Records from a data collection
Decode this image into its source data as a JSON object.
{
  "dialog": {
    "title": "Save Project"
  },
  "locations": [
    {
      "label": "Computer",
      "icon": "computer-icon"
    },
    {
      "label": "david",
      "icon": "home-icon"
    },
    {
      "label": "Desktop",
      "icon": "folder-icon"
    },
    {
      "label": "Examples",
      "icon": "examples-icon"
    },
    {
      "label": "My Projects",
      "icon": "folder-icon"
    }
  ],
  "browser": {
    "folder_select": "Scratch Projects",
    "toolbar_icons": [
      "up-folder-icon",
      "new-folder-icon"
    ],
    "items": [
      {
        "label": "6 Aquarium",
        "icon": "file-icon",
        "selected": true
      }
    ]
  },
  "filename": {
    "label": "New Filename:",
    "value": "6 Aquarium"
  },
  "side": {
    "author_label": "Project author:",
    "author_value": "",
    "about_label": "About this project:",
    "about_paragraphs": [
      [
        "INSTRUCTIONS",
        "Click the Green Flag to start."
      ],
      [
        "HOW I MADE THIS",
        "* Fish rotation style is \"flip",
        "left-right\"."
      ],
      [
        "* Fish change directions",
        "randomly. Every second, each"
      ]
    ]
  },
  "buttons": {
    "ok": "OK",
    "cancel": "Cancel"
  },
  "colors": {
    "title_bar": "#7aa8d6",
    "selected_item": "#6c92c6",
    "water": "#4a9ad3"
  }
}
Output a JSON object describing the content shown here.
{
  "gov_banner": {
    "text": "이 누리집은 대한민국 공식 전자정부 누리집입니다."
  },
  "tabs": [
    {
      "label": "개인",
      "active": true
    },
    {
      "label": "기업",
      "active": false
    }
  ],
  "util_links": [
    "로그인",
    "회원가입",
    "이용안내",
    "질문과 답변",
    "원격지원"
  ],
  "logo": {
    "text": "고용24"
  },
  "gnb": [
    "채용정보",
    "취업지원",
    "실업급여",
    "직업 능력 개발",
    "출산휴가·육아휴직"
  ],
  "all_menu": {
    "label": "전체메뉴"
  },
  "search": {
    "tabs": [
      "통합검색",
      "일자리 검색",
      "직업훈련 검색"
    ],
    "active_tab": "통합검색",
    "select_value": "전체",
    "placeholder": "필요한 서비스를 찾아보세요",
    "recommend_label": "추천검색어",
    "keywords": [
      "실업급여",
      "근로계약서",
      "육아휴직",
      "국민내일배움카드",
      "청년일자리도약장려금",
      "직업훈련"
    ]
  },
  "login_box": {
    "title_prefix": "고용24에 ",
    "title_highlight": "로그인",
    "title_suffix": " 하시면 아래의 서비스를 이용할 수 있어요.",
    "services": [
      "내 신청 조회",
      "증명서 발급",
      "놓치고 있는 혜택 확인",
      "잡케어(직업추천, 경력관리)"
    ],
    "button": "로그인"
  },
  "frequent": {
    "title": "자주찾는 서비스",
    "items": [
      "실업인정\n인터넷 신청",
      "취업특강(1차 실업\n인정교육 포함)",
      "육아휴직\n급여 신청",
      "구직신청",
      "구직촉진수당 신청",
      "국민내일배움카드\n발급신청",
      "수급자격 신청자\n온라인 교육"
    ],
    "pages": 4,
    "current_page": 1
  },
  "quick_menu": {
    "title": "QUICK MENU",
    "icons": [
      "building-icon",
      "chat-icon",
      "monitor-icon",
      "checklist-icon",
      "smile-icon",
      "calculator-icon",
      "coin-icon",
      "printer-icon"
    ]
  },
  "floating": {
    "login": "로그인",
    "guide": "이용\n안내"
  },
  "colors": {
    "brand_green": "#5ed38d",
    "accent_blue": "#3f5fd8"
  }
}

### Exercise instructions
Within the data above, pick out all lines holding the word "서비스를".

### Complete answer
    "placeholder": "필요한 서비스를 찾아보세요",
    "title_suffix": " 하시면 아래의 서비스를 이용할 수 있어요.",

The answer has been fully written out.